**Exercise instructions:**
Repeat all of the data precisely.

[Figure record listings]
··········
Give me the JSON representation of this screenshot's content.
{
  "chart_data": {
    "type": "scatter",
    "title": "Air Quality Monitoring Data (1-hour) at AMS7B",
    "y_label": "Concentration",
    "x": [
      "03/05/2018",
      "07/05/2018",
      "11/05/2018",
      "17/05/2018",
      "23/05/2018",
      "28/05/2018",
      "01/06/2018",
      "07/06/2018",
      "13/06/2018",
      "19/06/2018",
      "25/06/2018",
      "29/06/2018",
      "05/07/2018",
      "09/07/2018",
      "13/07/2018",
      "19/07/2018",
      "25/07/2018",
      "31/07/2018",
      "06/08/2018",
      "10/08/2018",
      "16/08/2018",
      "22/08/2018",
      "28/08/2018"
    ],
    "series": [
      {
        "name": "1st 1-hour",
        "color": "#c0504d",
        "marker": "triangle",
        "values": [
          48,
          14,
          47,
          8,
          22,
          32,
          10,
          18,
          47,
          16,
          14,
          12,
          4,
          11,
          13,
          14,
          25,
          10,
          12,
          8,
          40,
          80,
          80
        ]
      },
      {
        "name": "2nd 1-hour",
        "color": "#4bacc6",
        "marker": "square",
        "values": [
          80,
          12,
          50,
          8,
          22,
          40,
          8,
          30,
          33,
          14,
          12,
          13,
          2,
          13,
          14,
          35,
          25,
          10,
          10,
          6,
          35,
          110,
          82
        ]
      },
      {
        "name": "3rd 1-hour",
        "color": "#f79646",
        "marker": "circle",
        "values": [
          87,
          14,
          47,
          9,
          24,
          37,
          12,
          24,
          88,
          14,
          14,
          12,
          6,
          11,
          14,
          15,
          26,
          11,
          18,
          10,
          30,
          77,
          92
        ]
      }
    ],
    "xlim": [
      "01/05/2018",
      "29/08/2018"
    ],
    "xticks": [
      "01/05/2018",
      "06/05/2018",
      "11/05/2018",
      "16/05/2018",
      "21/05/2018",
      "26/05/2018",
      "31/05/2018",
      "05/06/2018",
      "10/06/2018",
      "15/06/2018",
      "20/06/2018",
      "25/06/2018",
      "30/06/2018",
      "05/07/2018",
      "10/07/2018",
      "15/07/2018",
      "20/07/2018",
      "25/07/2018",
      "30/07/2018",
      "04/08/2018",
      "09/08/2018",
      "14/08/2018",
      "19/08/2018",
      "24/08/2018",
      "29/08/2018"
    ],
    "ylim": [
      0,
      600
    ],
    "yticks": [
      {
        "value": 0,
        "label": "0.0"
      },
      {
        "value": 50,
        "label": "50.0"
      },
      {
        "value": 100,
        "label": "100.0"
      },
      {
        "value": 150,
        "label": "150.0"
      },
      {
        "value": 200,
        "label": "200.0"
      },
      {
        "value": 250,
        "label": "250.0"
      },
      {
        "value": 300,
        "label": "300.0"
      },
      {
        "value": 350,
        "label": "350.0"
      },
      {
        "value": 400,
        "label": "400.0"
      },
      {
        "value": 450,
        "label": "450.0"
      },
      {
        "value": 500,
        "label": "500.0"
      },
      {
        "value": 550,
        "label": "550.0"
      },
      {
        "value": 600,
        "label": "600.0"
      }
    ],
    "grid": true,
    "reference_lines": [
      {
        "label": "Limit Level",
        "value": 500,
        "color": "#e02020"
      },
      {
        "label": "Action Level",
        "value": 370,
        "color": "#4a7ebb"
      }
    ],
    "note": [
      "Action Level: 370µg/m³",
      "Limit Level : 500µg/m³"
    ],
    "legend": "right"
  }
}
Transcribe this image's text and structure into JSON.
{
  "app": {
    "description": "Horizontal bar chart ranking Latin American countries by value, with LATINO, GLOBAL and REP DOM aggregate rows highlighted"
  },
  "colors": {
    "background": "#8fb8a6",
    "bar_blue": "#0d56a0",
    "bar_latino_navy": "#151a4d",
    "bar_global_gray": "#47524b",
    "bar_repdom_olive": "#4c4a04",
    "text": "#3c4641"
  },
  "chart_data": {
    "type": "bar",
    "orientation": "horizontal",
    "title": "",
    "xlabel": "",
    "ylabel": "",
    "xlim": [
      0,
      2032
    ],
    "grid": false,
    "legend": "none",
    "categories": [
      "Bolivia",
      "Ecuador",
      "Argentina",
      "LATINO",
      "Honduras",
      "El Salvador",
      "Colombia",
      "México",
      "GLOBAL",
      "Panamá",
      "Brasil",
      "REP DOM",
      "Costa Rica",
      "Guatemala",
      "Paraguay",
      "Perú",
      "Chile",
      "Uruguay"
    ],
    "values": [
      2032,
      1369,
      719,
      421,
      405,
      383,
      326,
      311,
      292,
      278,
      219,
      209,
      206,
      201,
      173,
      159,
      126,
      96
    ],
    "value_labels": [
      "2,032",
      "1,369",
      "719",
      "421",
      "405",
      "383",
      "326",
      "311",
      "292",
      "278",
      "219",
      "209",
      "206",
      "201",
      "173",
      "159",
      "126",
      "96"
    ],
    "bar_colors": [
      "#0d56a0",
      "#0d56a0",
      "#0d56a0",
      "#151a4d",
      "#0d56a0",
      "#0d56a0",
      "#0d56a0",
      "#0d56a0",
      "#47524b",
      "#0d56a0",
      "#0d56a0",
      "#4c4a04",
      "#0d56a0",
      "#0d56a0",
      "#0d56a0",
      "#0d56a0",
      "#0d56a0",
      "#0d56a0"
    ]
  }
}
··········
**Full answer:**
Give me the JSON representation of this screenshot's content.
{
  "chart_data": {
    "type": "scatter",
    "title": "Air Quality Monitoring Data (1-hour) at AMS7B",
    "y_label": "Concentration",
    "x": [
      "03/05/2018",
      "07/05/2018",
      "11/05/2018",
      "17/05/2018",
      "23/05/2018",
      "28/05/2018",
      "01/06/2018",
      "07/06/2018",
      "13/06/2018",
      "19/06/2018",
      "25/06/2018",
      "29/06/2018",
      "05/07/2018",
      "09/07/2018",
      "13/07/2018",
      "19/07/2018",
      "25/07/2018",
      "31/07/2018",
      "06/08/2018",
      "10/08/2018",
      "16/08/2018",
      "22/08/2018",
      "28/08/2018"
    ],
    "series": [
      {
        "name": "1st 1-hour",
        "color": "#c0504d",
        "marker": "triangle",
        "values": [
          48,
          14,
          47,
          8,
          22,
          32,
          10,
          18,
          47,
          16,
          14,
          12,
          4,
          11,
          13,
          14,
          25,
          10,
          12,
          8,
          40,
          80,
          80
        ]
      },
      {
        "name": "2nd 1-hour",
        "color": "#4bacc6",
        "marker": "square",
        "values": [
          80,
          12,
          50,
          8,
          22,
          40,
          8,
          30,
          33,
          14,
          12,
          13,
          2,
          13,
          14,
          35,
          25,
          10,
          10,
          6,
          35,
          110,
          82
        ]
      },
      {
        "name": "3rd 1-hour",
        "color": "#f79646",
        "marker": "circle",
        "values": [
          87,
          14,
          47,
          9,
          24,
          37,
          12,
          24,
          88,
          14,
          14,
          12,
          6,
          11,
          14,
          15,
          26,
          11,
          18,
          10,
          30,
          77,
          92
        ]
      }
    ],
    "xlim": [
      "01/05/2018",
      "29/08/2018"
    ],
    "xticks": [
      "01/05/2018",
      "06/05/2018",
      "11/05/2018",
      "16/05/2018",
      "21/05/2018",
      "26/05/2018",
      "31/05/2018",
      "05/06/2018",
      "10/06/2018",
      "15/06/2018",
      "20/06/2018",
      "25/06/2018",
      "30/06/2018",
      "05/07/2018",
      "10/07/2018",
      "15/07/2018",
      "20/07/2018",
      "25/07/2018",
      "30/07/2018",
      "04/08/2018",
      "09/08/2018",
      "14/08/2018",
      "19/08/2018",
      "24/08/2018",
      "29/08/2018"
    ],
    "ylim": [
      0,
      600
    ],
    "yticks": [
      {
        "value": 0,
        "label": "0.0"
      },
      {
        "value": 50,
        "label": "50.0"
      },
      {
        "value": 100,
        "label": "100.0"
      },
      {
        "value": 150,
        "label": "150.0"
      },
      {
        "value": 200,
        "label": "200.0"
      },
      {
        "value": 250,
        "label": "250.0"
      },
      {
        "value": 300,
        "label": "300.0"
      },
      {
        "value": 350,
        "label": "350.0"
      },
      {
        "value": 400,
        "label": "400.0"
      },
      {
        "value": 450,
        "label": "450.0"
      },
      {
        "value": 500,
        "label": "500.0"
      },
      {
        "value": 550,
        "label": "550.0"
      },
      {
        "value": 600,
        "label": "600.0"
      }
    ],
    "grid": true,
    "reference_lines": [
      {
        "label": "Limit Level",
        "value": 500,
        "color": "#e02020"
      },
      {
        "label": "Action Level",
        "value": 370,
        "color": "#4a7ebb"
      }
    ],
    "note": [
      "Action Level: 370µg/m³",
      "Limit Level : 500µg/m³"
    ],
    "legend": "right"
  }
}
Transcribe this image's text and structure into JSON.
{
  "app": {
    "description": "Horizontal bar chart ranking Latin American countries by value, with LATINO, GLOBAL and REP DOM aggregate rows highlighted"
  },
  "colors": {
    "background": "#8fb8a6",
    "bar_blue": "#0d56a0",
    "bar_latino_navy": "#151a4d",
    "bar_global_gray": "#47524b",
    "bar_repdom_olive": "#4c4a04",
    "text": "#3c4641"
  },
  "chart_data": {
    "type": "bar",
    "orientation": "horizontal",
    "title": "",
    "xlabel": "",
    "ylabel": "",
    "xlim": [
      0,
      2032
    ],
    "grid": false,
    "legend": "none",
    "categories": [
      "Bolivia",
      "Ecuador",
      "Argentina",
      "LATINO",
      "Honduras",
      "El Salvador",
      "Colombia",
      "México",
      "GLOBAL",
      "Panamá",
      "Brasil",
      "REP DOM",
      "Costa Rica",
      "Guatemala",
      "Paraguay",
      "Perú",
      "Chile",
      "Uruguay"
    ],
    "values": [
      2032,
      1369,
      719,
      421,
      405,
      383,
      326,
      311,
      292,
      278,
      219,
      209,
      206,
      201,
      173,
      159,
      126,
      96
    ],
    "value_labels": [
      "2,032",
      "1,369",
      "719",
      "421",
      "405",
      "383",
      "326",
      "311",
      "292",
      "278",
      "219",
      "209",
      "206",
      "201",
      "173",
      "159",
      "126",
      "96"
    ],
    "bar_colors": [
      "#0d56a0",
      "#0d56a0",
      "#0d56a0",
      "#151a4d",
      "#0d56a0",
      "#0d56a0",
      "#0d56a0",
      "#0d56a0",
      "#47524b",
      "#0d56a0",
      "#0d56a0",
      "#4c4a04",
      "#0d56a0",
      "#0d56a0",
      "#0d56a0",
      "#0d56a0",
      "#0d56a0",
      "#0d56a0"
    ]
  }
}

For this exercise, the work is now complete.